## DO THIS:
Keep the wording of each record exactly the same when you repeat it, and leave out pictures.

[Entries taken from a collection]
━━━━━━━━━━━━━━━━━━━━

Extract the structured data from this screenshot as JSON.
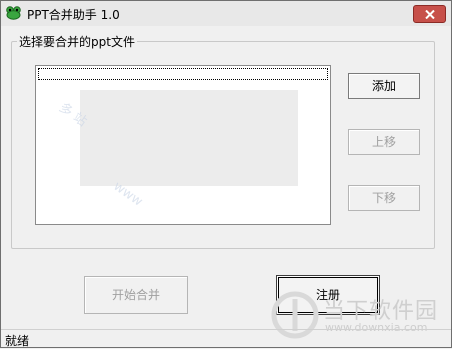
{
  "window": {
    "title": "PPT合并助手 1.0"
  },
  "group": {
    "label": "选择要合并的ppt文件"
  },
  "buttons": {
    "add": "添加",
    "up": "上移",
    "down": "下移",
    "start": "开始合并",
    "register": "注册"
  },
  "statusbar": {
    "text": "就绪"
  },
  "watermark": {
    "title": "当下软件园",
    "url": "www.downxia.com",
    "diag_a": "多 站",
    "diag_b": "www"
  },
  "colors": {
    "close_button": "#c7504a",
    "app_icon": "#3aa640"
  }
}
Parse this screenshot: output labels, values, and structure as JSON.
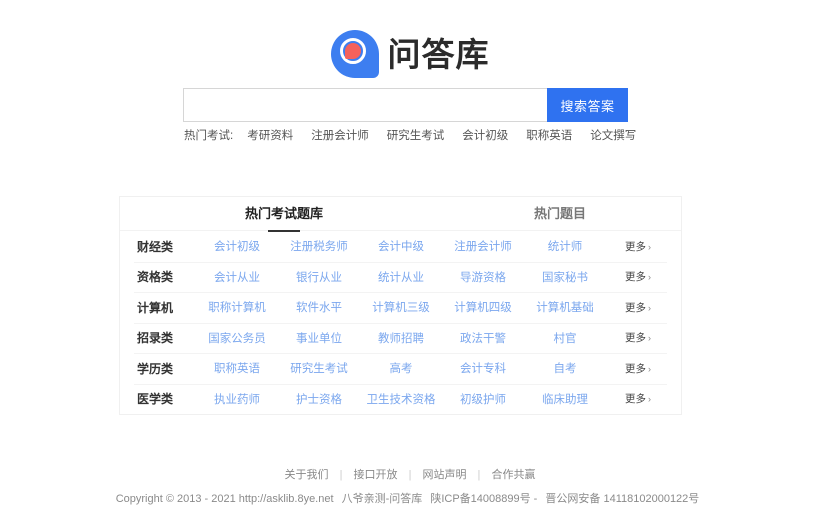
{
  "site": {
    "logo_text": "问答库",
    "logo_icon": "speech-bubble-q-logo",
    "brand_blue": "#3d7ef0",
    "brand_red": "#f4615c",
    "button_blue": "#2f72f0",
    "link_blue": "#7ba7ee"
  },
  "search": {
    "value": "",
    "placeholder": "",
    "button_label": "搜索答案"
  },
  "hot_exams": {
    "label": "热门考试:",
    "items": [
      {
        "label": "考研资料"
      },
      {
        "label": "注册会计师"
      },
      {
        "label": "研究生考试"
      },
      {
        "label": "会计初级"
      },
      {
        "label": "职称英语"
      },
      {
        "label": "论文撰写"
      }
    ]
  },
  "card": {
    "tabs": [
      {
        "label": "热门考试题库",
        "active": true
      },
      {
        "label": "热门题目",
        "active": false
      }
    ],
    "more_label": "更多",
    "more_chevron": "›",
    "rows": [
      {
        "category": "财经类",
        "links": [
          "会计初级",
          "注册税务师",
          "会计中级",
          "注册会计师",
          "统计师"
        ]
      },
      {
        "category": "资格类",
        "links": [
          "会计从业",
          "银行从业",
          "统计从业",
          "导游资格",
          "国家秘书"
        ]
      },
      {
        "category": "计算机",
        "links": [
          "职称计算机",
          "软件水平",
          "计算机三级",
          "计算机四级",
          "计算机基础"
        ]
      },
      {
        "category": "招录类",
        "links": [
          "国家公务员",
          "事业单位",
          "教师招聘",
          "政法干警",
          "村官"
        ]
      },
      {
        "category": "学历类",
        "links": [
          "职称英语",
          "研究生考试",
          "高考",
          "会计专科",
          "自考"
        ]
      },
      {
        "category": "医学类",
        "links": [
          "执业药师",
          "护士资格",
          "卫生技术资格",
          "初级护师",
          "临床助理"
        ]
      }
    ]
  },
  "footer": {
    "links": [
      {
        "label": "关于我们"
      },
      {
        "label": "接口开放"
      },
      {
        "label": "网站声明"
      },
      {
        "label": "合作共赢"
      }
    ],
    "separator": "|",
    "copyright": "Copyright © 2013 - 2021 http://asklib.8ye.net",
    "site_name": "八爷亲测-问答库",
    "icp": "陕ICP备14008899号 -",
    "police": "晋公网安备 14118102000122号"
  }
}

━━━━━━━━━━━━━━━━━━━━

## WRITTEN RESPONSE:
Extract the structured data from this screenshot as JSON.
{
  "window": {
    "title": "PPT合并助手 1.0"
  },
  "group": {
    "label": "选择要合并的ppt文件"
  },
  "buttons": {
    "add": "添加",
    "up": "上移",
    "down": "下移",
    "start": "开始合并",
    "register": "注册"
  },
  "statusbar": {
    "text": "就绪"
  },
  "watermark": {
    "title": "当下软件园",
    "url": "www.downxia.com",
    "diag_a": "多 站",
    "diag_b": "www"
  },
  "colors": {
    "close_button": "#c7504a",
    "app_icon": "#3aa640"
  }
}
Parse this screenshot: output labels, values, and structure as JSON.
{
  "site": {
    "logo_text": "问答库",
    "logo_icon": "speech-bubble-q-logo",
    "brand_blue": "#3d7ef0",
    "brand_red": "#f4615c",
    "button_blue": "#2f72f0",
    "link_blue": "#7ba7ee"
  },
  "search": {
    "value": "",
    "placeholder": "",
    "button_label": "搜索答案"
  },
  "hot_exams": {
    "label": "热门考试:",
    "items": [
      {
        "label": "考研资料"
      },
      {
        "label": "注册会计师"
      },
      {
        "label": "研究生考试"
      },
      {
        "label": "会计初级"
      },
      {
        "label": "职称英语"
      },
      {
        "label": "论文撰写"
      }
    ]
  },
  "card": {
    "tabs": [
      {
        "label": "热门考试题库",
        "active": true
      },
      {
        "label": "热门题目",
        "active": false
      }
    ],
    "more_label": "更多",
    "more_chevron": "›",
    "rows": [
      {
        "category": "财经类",
        "links": [
          "会计初级",
          "注册税务师",
          "会计中级",
          "注册会计师",
          "统计师"
        ]
      },
      {
        "category": "资格类",
        "links": [
          "会计从业",
          "银行从业",
          "统计从业",
          "导游资格",
          "国家秘书"
        ]
      },
      {
        "category": "计算机",
        "links": [
          "职称计算机",
          "软件水平",
          "计算机三级",
          "计算机四级",
          "计算机基础"
        ]
      },
      {
        "category": "招录类",
        "links": [
          "国家公务员",
          "事业单位",
          "教师招聘",
          "政法干警",
          "村官"
        ]
      },
      {
        "category": "学历类",
        "links": [
          "职称英语",
          "研究生考试",
          "高考",
          "会计专科",
          "自考"
        ]
      },
      {
        "category": "医学类",
        "links": [
          "执业药师",
          "护士资格",
          "卫生技术资格",
          "初级护师",
          "临床助理"
        ]
      }
    ]
  },
  "footer": {
    "links": [
      {
        "label": "关于我们"
      },
      {
        "label": "接口开放"
      },
      {
        "label": "网站声明"
      },
      {
        "label": "合作共赢"
      }
    ],
    "separator": "|",
    "copyright": "Copyright © 2013 - 2021 http://asklib.8ye.net",
    "site_name": "八爷亲测-问答库",
    "icp": "陕ICP备14008899号 -",
    "police": "晋公网安备 14118102000122号"
  }
}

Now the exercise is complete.